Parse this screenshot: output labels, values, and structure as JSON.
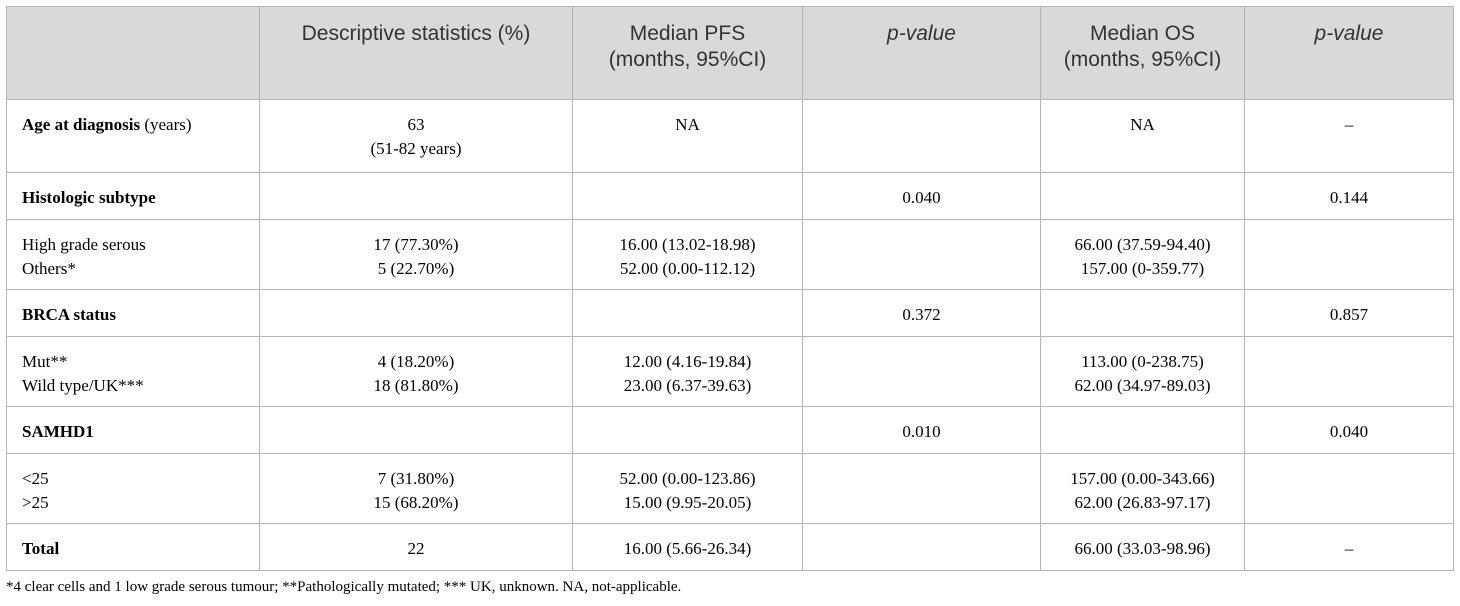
{
  "headers": {
    "col0": "",
    "col1": "Descriptive statistics (%)",
    "col2_line1": "Median PFS",
    "col2_line2": "(months, 95%CI)",
    "col3": "p-value",
    "col4_line1": "Median OS",
    "col4_line2": "(months, 95%CI)",
    "col5": "p-value"
  },
  "rows": {
    "age": {
      "label_bold": "Age at diagnosis",
      "label_rest": " (years)",
      "desc_line1": "63",
      "desc_line2": "(51-82 years)",
      "pfs": "NA",
      "p1": "",
      "os": "NA",
      "p2": "–"
    },
    "histologic": {
      "label": "Histologic subtype",
      "p1": "0.040",
      "p2": "0.144",
      "sub": [
        {
          "label": "High grade serous",
          "desc": "17 (77.30%)",
          "pfs": "16.00 (13.02-18.98)",
          "os": "66.00 (37.59-94.40)"
        },
        {
          "label": "Others*",
          "desc": "5 (22.70%)",
          "pfs": "52.00 (0.00-112.12)",
          "os": "157.00 (0-359.77)"
        }
      ]
    },
    "brca": {
      "label": "BRCA status",
      "p1": "0.372",
      "p2": "0.857",
      "sub": [
        {
          "label": "Mut**",
          "desc": "4 (18.20%)",
          "pfs": "12.00 (4.16-19.84)",
          "os": "113.00 (0-238.75)"
        },
        {
          "label": "Wild type/UK***",
          "desc": "18 (81.80%)",
          "pfs": "23.00 (6.37-39.63)",
          "os": "62.00 (34.97-89.03)"
        }
      ]
    },
    "samhd1": {
      "label": "SAMHD1",
      "p1": "0.010",
      "p2": "0.040",
      "sub": [
        {
          "label": "<25",
          "desc": "7 (31.80%)",
          "pfs": "52.00 (0.00-123.86)",
          "os": "157.00 (0.00-343.66)"
        },
        {
          "label": ">25",
          "desc": "15 (68.20%)",
          "pfs": "15.00 (9.95-20.05)",
          "os": "62.00 (26.83-97.17)"
        }
      ]
    },
    "total": {
      "label": "Total",
      "desc": "22",
      "pfs": "16.00 (5.66-26.34)",
      "p1": "",
      "os": "66.00 (33.03-98.96)",
      "p2": "–"
    }
  },
  "footnote": "*4 clear cells and 1 low grade serous tumour; **Pathologically mutated; *** UK, unknown. NA, not-applicable."
}
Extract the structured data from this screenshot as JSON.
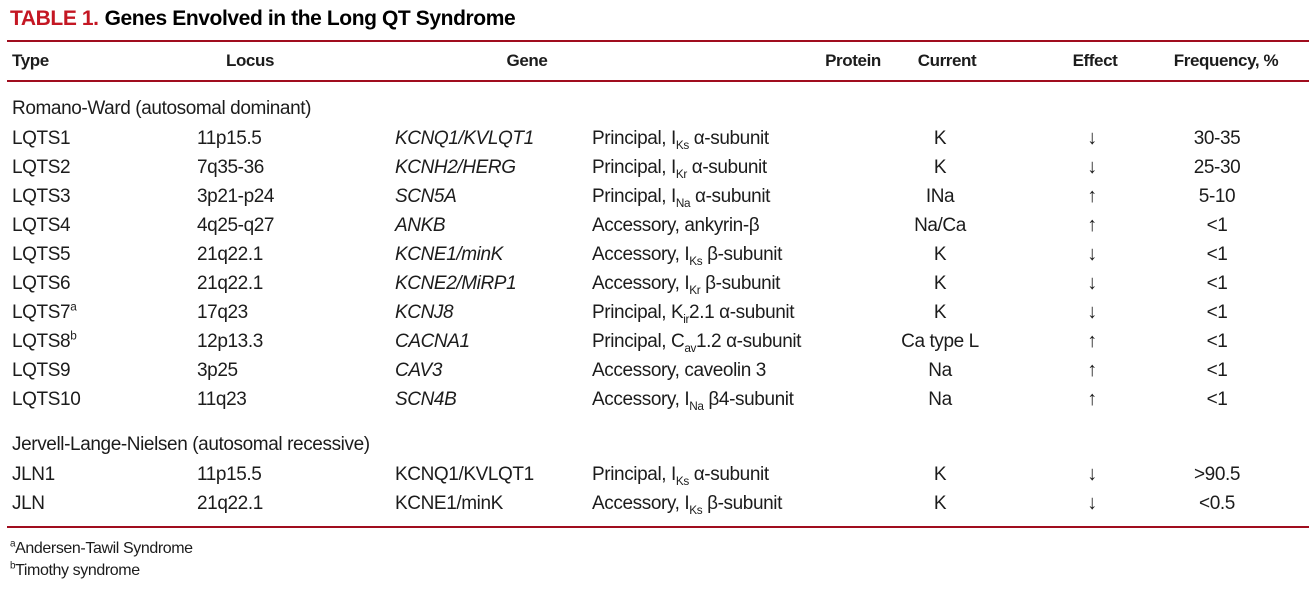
{
  "colors": {
    "accent_red": "#c41723",
    "rule_red": "#a00d1e"
  },
  "caption": {
    "table_number": "TABLE 1.",
    "title": "Genes Envolved in the Long QT Syndrome"
  },
  "columns": {
    "type": "Type",
    "locus": "Locus",
    "gene": "Gene",
    "protein": "Protein",
    "current": "Current",
    "effect": "Effect",
    "frequency": "Frequency, %"
  },
  "sections": [
    {
      "header": "Romano-Ward (autosomal dominant)",
      "rows": [
        {
          "type": "LQTS1",
          "locus": "11p15.5",
          "gene": "KCNQ1/KVLQT1",
          "protein": "Principal, I~Ks~ α-subunit",
          "current": "K",
          "effect": "↓",
          "frequency": "30-35"
        },
        {
          "type": "LQTS2",
          "locus": "7q35-36",
          "gene": "KCNH2/HERG",
          "protein": "Principal, I~Kr~ α-subunit",
          "current": "K",
          "effect": "↓",
          "frequency": "25-30"
        },
        {
          "type": "LQTS3",
          "locus": "3p21-p24",
          "gene": "SCN5A",
          "protein": "Principal, I~Na~ α-subunit",
          "current": "INa",
          "effect": "↑",
          "frequency": "5-10"
        },
        {
          "type": "LQTS4",
          "locus": "4q25-q27",
          "gene": "ANKB",
          "protein": "Accessory, ankyrin-β",
          "current": "Na/Ca",
          "effect": "↑",
          "frequency": "<1"
        },
        {
          "type": "LQTS5",
          "locus": "21q22.1",
          "gene": "KCNE1/minK",
          "protein": "Accessory, I~Ks~ β-subunit",
          "current": "K",
          "effect": "↓",
          "frequency": "<1"
        },
        {
          "type": "LQTS6",
          "locus": "21q22.1",
          "gene": "KCNE2/MiRP1",
          "protein": "Accessory, I~Kr~ β-subunit",
          "current": "K",
          "effect": "↓",
          "frequency": "<1"
        },
        {
          "type": "LQTS7^a^",
          "locus": "17q23",
          "gene": "KCNJ8",
          "protein": "Principal, K~ir~2.1 α-subunit",
          "current": "K",
          "effect": "↓",
          "frequency": "<1"
        },
        {
          "type": "LQTS8^b^",
          "locus": "12p13.3",
          "gene": "CACNA1",
          "protein": "Principal, C~av~1.2 α-subunit",
          "current": "Ca type L",
          "effect": "↑",
          "frequency": "<1"
        },
        {
          "type": "LQTS9",
          "locus": "3p25",
          "gene": "CAV3",
          "protein": "Accessory, caveolin 3",
          "current": "Na",
          "effect": "↑",
          "frequency": "<1"
        },
        {
          "type": "LQTS10",
          "locus": "11q23",
          "gene": "SCN4B",
          "protein": "Accessory, I~Na~ β4-subunit",
          "current": "Na",
          "effect": "↑",
          "frequency": "<1"
        }
      ]
    },
    {
      "header": "Jervell-Lange-Nielsen (autosomal recessive)",
      "rows": [
        {
          "type": "JLN1",
          "locus": "11p15.5",
          "gene": "KCNQ1/KVLQT1",
          "protein": "Principal, I~Ks~ α-subunit",
          "current": "K",
          "effect": "↓",
          "frequency": ">90.5"
        },
        {
          "type": "JLN",
          "locus": "21q22.1",
          "gene": "KCNE1/minK",
          "protein": "Accessory, I~Ks~ β-subunit",
          "current": "K",
          "effect": "↓",
          "frequency": "<0.5"
        }
      ]
    }
  ],
  "footnotes": [
    "^a^Andersen-Tawil Syndrome",
    "^b^Timothy syndrome"
  ]
}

> **THE PROBLEM**
Quote the material in full and exactly; do not carry over its pictures.

> **EXERCISE ANSWER**
Parse this screenshot: output labels, values, and structure as JSON.
{
  "headers": {
    "col0": "",
    "col1": "Descriptive statistics (%)",
    "col2_line1": "Median PFS",
    "col2_line2": "(months, 95%CI)",
    "col3": "p-value",
    "col4_line1": "Median OS",
    "col4_line2": "(months, 95%CI)",
    "col5": "p-value"
  },
  "rows": {
    "age": {
      "label_bold": "Age at diagnosis",
      "label_rest": " (years)",
      "desc_line1": "63",
      "desc_line2": "(51-82 years)",
      "pfs": "NA",
      "p1": "",
      "os": "NA",
      "p2": "–"
    },
    "histologic": {
      "label": "Histologic subtype",
      "p1": "0.040",
      "p2": "0.144",
      "sub": [
        {
          "label": "High grade serous",
          "desc": "17 (77.30%)",
          "pfs": "16.00 (13.02-18.98)",
          "os": "66.00 (37.59-94.40)"
        },
        {
          "label": "Others*",
          "desc": "5 (22.70%)",
          "pfs": "52.00 (0.00-112.12)",
          "os": "157.00 (0-359.77)"
        }
      ]
    },
    "brca": {
      "label": "BRCA status",
      "p1": "0.372",
      "p2": "0.857",
      "sub": [
        {
          "label": "Mut**",
          "desc": "4 (18.20%)",
          "pfs": "12.00 (4.16-19.84)",
          "os": "113.00 (0-238.75)"
        },
        {
          "label": "Wild type/UK***",
          "desc": "18 (81.80%)",
          "pfs": "23.00 (6.37-39.63)",
          "os": "62.00 (34.97-89.03)"
        }
      ]
    },
    "samhd1": {
      "label": "SAMHD1",
      "p1": "0.010",
      "p2": "0.040",
      "sub": [
        {
          "label": "<25",
          "desc": "7 (31.80%)",
          "pfs": "52.00 (0.00-123.86)",
          "os": "157.00 (0.00-343.66)"
        },
        {
          "label": ">25",
          "desc": "15 (68.20%)",
          "pfs": "15.00 (9.95-20.05)",
          "os": "62.00 (26.83-97.17)"
        }
      ]
    },
    "total": {
      "label": "Total",
      "desc": "22",
      "pfs": "16.00 (5.66-26.34)",
      "p1": "",
      "os": "66.00 (33.03-98.96)",
      "p2": "–"
    }
  },
  "footnote": "*4 clear cells and 1 low grade serous tumour; **Pathologically mutated; *** UK, unknown. NA, not-applicable."
}
Extract the structured data from this screenshot as JSON.
{
  "colors": {
    "accent_red": "#c41723",
    "rule_red": "#a00d1e"
  },
  "caption": {
    "table_number": "TABLE 1.",
    "title": "Genes Envolved in the Long QT Syndrome"
  },
  "columns": {
    "type": "Type",
    "locus": "Locus",
    "gene": "Gene",
    "protein": "Protein",
    "current": "Current",
    "effect": "Effect",
    "frequency": "Frequency, %"
  },
  "sections": [
    {
      "header": "Romano-Ward (autosomal dominant)",
      "rows": [
        {
          "type": "LQTS1",
          "locus": "11p15.5",
          "gene": "KCNQ1/KVLQT1",
          "protein": "Principal, I~Ks~ α-subunit",
          "current": "K",
          "effect": "↓",
          "frequency": "30-35"
        },
        {
          "type": "LQTS2",
          "locus": "7q35-36",
          "gene": "KCNH2/HERG",
          "protein": "Principal, I~Kr~ α-subunit",
          "current": "K",
          "effect": "↓",
          "frequency": "25-30"
        },
        {
          "type": "LQTS3",
          "locus": "3p21-p24",
          "gene": "SCN5A",
          "protein": "Principal, I~Na~ α-subunit",
          "current": "INa",
          "effect": "↑",
          "frequency": "5-10"
        },
        {
          "type": "LQTS4",
          "locus": "4q25-q27",
          "gene": "ANKB",
          "protein": "Accessory, ankyrin-β",
          "current": "Na/Ca",
          "effect": "↑",
          "frequency": "<1"
        },
        {
          "type": "LQTS5",
          "locus": "21q22.1",
          "gene": "KCNE1/minK",
          "protein": "Accessory, I~Ks~ β-subunit",
          "current": "K",
          "effect": "↓",
          "frequency": "<1"
        },
        {
          "type": "LQTS6",
          "locus": "21q22.1",
          "gene": "KCNE2/MiRP1",
          "protein": "Accessory, I~Kr~ β-subunit",
          "current": "K",
          "effect": "↓",
          "frequency": "<1"
        },
        {
          "type": "LQTS7^a^",
          "locus": "17q23",
          "gene": "KCNJ8",
          "protein": "Principal, K~ir~2.1 α-subunit",
          "current": "K",
          "effect": "↓",
          "frequency": "<1"
        },
        {
          "type": "LQTS8^b^",
          "locus": "12p13.3",
          "gene": "CACNA1",
          "protein": "Principal, C~av~1.2 α-subunit",
          "current": "Ca type L",
          "effect": "↑",
          "frequency": "<1"
        },
        {
          "type": "LQTS9",
          "locus": "3p25",
          "gene": "CAV3",
          "protein": "Accessory, caveolin 3",
          "current": "Na",
          "effect": "↑",
          "frequency": "<1"
        },
        {
          "type": "LQTS10",
          "locus": "11q23",
          "gene": "SCN4B",
          "protein": "Accessory, I~Na~ β4-subunit",
          "current": "Na",
          "effect": "↑",
          "frequency": "<1"
        }
      ]
    },
    {
      "header": "Jervell-Lange-Nielsen (autosomal recessive)",
      "rows": [
        {
          "type": "JLN1",
          "locus": "11p15.5",
          "gene": "KCNQ1/KVLQT1",
          "protein": "Principal, I~Ks~ α-subunit",
          "current": "K",
          "effect": "↓",
          "frequency": ">90.5"
        },
        {
          "type": "JLN",
          "locus": "21q22.1",
          "gene": "KCNE1/minK",
          "protein": "Accessory, I~Ks~ β-subunit",
          "current": "K",
          "effect": "↓",
          "frequency": "<0.5"
        }
      ]
    }
  ],
  "footnotes": [
    "^a^Andersen-Tawil Syndrome",
    "^b^Timothy syndrome"
  ]
}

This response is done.